Figure contents as structured data:
- - - - -

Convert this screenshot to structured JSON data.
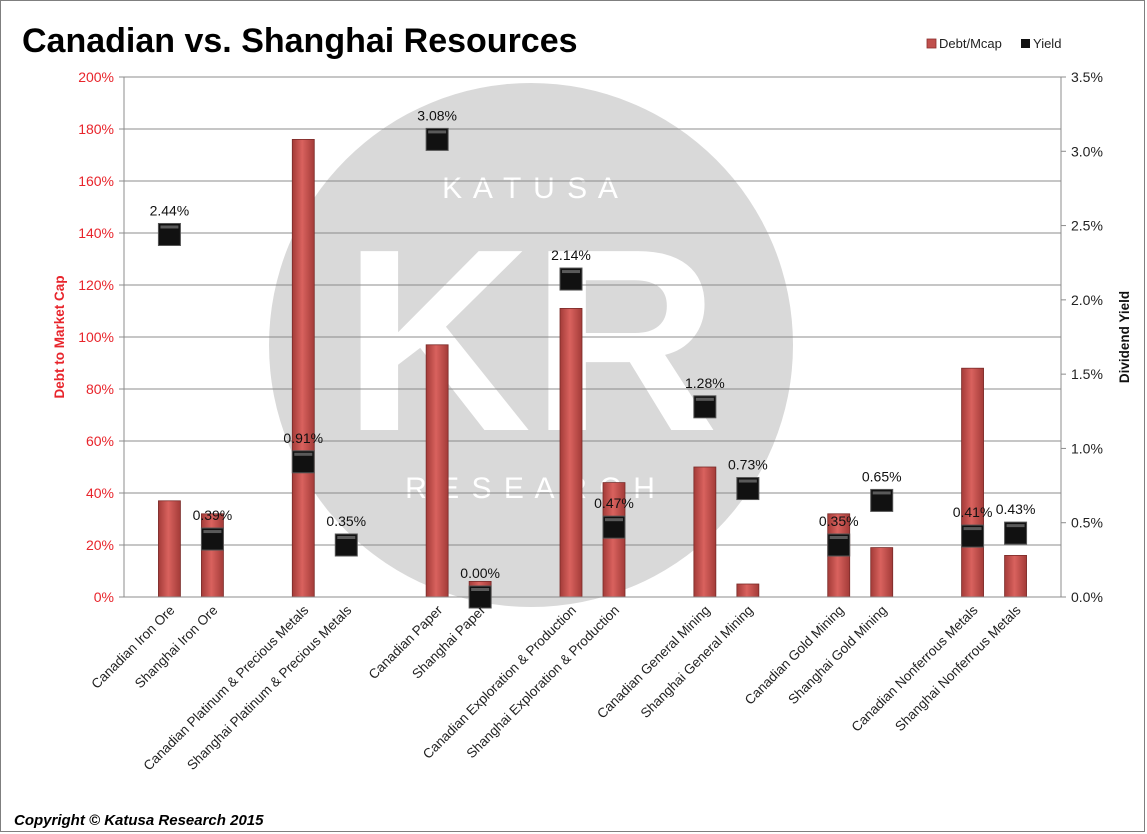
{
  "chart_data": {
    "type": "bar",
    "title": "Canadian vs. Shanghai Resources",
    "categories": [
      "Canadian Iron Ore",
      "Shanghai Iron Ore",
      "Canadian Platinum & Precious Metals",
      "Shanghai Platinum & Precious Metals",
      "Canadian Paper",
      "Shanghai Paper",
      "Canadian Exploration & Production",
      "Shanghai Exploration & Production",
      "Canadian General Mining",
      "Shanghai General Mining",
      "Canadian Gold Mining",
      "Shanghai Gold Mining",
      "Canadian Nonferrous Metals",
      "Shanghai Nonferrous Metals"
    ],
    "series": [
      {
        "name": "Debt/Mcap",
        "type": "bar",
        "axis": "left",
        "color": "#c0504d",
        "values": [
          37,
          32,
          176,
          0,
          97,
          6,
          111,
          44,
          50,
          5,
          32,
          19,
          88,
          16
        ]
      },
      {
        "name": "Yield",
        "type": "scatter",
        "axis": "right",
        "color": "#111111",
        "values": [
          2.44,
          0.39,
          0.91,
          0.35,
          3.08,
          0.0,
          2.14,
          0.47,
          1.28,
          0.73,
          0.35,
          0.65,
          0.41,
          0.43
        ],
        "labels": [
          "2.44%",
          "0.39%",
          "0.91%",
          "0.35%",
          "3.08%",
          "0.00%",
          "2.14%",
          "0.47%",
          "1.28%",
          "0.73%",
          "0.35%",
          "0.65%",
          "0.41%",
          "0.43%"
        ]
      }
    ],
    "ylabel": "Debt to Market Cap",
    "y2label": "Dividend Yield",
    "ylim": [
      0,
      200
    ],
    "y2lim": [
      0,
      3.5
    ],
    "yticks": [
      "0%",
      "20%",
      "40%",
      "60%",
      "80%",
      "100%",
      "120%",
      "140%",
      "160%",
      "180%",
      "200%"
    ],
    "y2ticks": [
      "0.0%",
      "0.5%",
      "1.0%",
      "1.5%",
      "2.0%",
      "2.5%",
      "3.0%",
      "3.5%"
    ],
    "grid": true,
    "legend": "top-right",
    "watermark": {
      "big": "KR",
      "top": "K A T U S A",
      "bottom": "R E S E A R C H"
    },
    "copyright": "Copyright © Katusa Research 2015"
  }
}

- - - - -

Task to complete
Give the data above again in full and unchanged, skipping the pictures.

Complete answer
Convert this screenshot to structured JSON data.
{
  "chart_data": {
    "type": "bar",
    "title": "Canadian vs. Shanghai Resources",
    "categories": [
      "Canadian Iron Ore",
      "Shanghai Iron Ore",
      "Canadian Platinum & Precious Metals",
      "Shanghai Platinum & Precious Metals",
      "Canadian Paper",
      "Shanghai Paper",
      "Canadian Exploration & Production",
      "Shanghai Exploration & Production",
      "Canadian General Mining",
      "Shanghai General Mining",
      "Canadian Gold Mining",
      "Shanghai Gold Mining",
      "Canadian Nonferrous Metals",
      "Shanghai Nonferrous Metals"
    ],
    "series": [
      {
        "name": "Debt/Mcap",
        "type": "bar",
        "axis": "left",
        "color": "#c0504d",
        "values": [
          37,
          32,
          176,
          0,
          97,
          6,
          111,
          44,
          50,
          5,
          32,
          19,
          88,
          16
        ]
      },
      {
        "name": "Yield",
        "type": "scatter",
        "axis": "right",
        "color": "#111111",
        "values": [
          2.44,
          0.39,
          0.91,
          0.35,
          3.08,
          0.0,
          2.14,
          0.47,
          1.28,
          0.73,
          0.35,
          0.65,
          0.41,
          0.43
        ],
        "labels": [
          "2.44%",
          "0.39%",
          "0.91%",
          "0.35%",
          "3.08%",
          "0.00%",
          "2.14%",
          "0.47%",
          "1.28%",
          "0.73%",
          "0.35%",
          "0.65%",
          "0.41%",
          "0.43%"
        ]
      }
    ],
    "ylabel": "Debt to Market Cap",
    "y2label": "Dividend Yield",
    "ylim": [
      0,
      200
    ],
    "y2lim": [
      0,
      3.5
    ],
    "yticks": [
      "0%",
      "20%",
      "40%",
      "60%",
      "80%",
      "100%",
      "120%",
      "140%",
      "160%",
      "180%",
      "200%"
    ],
    "y2ticks": [
      "0.0%",
      "0.5%",
      "1.0%",
      "1.5%",
      "2.0%",
      "2.5%",
      "3.0%",
      "3.5%"
    ],
    "grid": true,
    "legend": "top-right",
    "watermark": {
      "big": "KR",
      "top": "K A T U S A",
      "bottom": "R E S E A R C H"
    },
    "copyright": "Copyright © Katusa Research 2015"
  }
}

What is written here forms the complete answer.